▶ _WHAT THE TASK ASKS_: Compile every line that includes the word "icon".

▶ _MATERIAL FOR THIS TASK_:
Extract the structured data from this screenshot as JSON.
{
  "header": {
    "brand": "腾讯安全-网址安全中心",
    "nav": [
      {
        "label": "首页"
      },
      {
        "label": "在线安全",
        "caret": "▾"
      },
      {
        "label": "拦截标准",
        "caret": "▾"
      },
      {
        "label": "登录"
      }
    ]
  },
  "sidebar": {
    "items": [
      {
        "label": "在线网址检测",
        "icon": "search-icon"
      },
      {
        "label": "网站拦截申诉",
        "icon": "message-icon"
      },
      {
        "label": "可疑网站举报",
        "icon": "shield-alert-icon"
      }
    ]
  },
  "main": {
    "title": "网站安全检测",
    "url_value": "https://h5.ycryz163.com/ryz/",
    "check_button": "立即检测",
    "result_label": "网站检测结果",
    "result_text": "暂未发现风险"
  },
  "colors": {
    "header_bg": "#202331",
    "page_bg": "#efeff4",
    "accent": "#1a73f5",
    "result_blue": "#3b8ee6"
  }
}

---

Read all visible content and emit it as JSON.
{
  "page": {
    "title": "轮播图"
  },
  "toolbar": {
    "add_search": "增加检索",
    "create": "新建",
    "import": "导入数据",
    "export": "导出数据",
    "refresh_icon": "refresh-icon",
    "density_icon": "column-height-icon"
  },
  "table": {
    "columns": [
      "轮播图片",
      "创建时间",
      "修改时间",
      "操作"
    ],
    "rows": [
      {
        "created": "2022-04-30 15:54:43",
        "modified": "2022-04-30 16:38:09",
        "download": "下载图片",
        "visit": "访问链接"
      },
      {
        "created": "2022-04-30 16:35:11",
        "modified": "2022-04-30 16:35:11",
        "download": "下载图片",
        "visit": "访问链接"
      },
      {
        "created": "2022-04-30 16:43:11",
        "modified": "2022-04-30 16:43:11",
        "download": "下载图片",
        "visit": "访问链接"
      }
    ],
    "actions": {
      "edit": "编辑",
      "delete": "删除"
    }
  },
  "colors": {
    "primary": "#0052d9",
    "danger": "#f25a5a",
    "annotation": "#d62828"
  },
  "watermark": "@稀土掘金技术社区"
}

▶ _OUTPUT BELOW_:
        "icon": "search-icon"
        "icon": "message-icon"
        "icon": "shield-alert-icon"
    "refresh_icon": "refresh-icon",
    "density_icon": "column-height-icon"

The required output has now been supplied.